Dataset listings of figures

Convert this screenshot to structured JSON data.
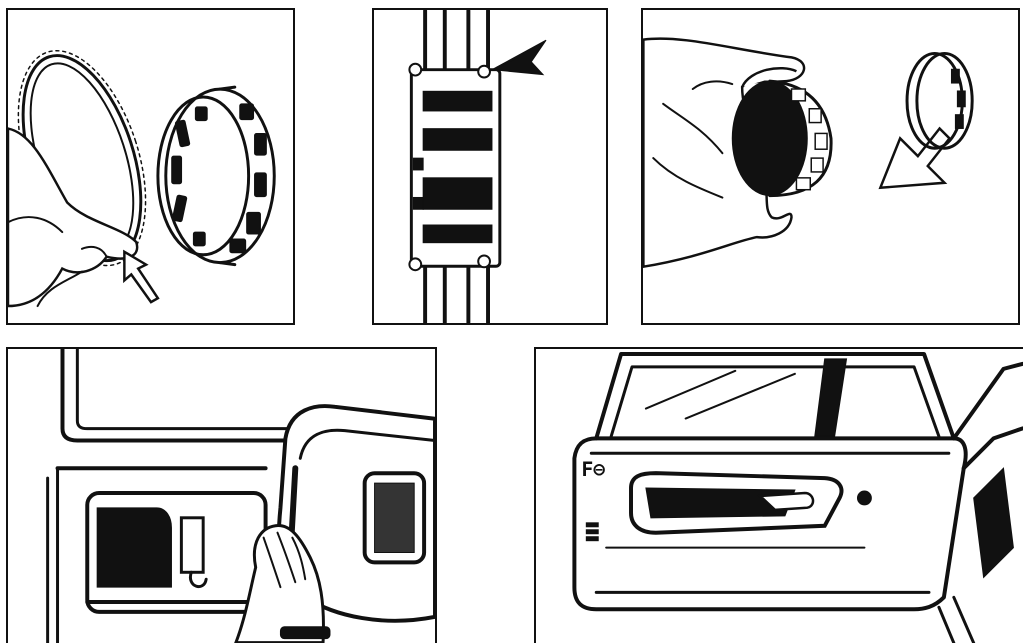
{
  "figure": {
    "panels": [
      {
        "id": "step-1",
        "description_icon": "ring-gear-and-cage-icon"
      },
      {
        "id": "step-2",
        "description_icon": "frame-clip-icon"
      },
      {
        "id": "step-3",
        "description_icon": "hand-inserting-ring-icon"
      },
      {
        "id": "step-4",
        "description_icon": "hand-removing-trim-icon"
      },
      {
        "id": "step-5",
        "description_icon": "car-door-installed-icon"
      }
    ],
    "colors": {
      "ink": "#111111",
      "paper": "#ffffff"
    }
  }
}
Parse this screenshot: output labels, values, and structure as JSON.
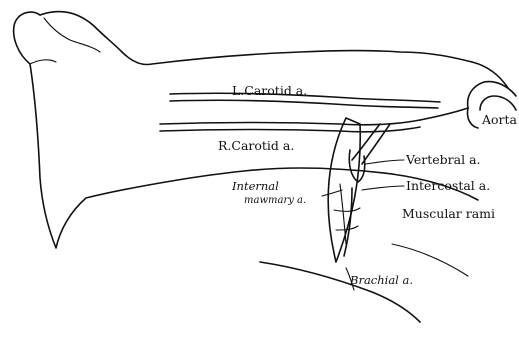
{
  "labels": {
    "l_carotid": "L.Carotid a.",
    "r_carotid": "R.Carotid a.",
    "aorta": "Aorta",
    "vertebral": "Vertebral a.",
    "intercostal": "Intercostal a.",
    "internal_mammary_line1": "Internal",
    "internal_mammary_line2": "mawmary a.",
    "muscular_rami": "Muscular rami",
    "brachial": "Brachial a."
  },
  "colors": {
    "ink": "#111111",
    "paper": "#ffffff"
  }
}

Exercise objective>
Quote the records in full and exactly; skip any image.

Exercise response>
Convert this screenshot to structured JSON data.
{
  "figure": {
    "panels": [
      {
        "id": "step-1",
        "description_icon": "ring-gear-and-cage-icon"
      },
      {
        "id": "step-2",
        "description_icon": "frame-clip-icon"
      },
      {
        "id": "step-3",
        "description_icon": "hand-inserting-ring-icon"
      },
      {
        "id": "step-4",
        "description_icon": "hand-removing-trim-icon"
      },
      {
        "id": "step-5",
        "description_icon": "car-door-installed-icon"
      }
    ],
    "colors": {
      "ink": "#111111",
      "paper": "#ffffff"
    }
  }
}
Parse this screenshot: output labels, values, and structure as JSON.
{
  "labels": {
    "l_carotid": "L.Carotid a.",
    "r_carotid": "R.Carotid a.",
    "aorta": "Aorta",
    "vertebral": "Vertebral a.",
    "intercostal": "Intercostal a.",
    "internal_mammary_line1": "Internal",
    "internal_mammary_line2": "mawmary a.",
    "muscular_rami": "Muscular rami",
    "brachial": "Brachial a."
  },
  "colors": {
    "ink": "#111111",
    "paper": "#ffffff"
  }
}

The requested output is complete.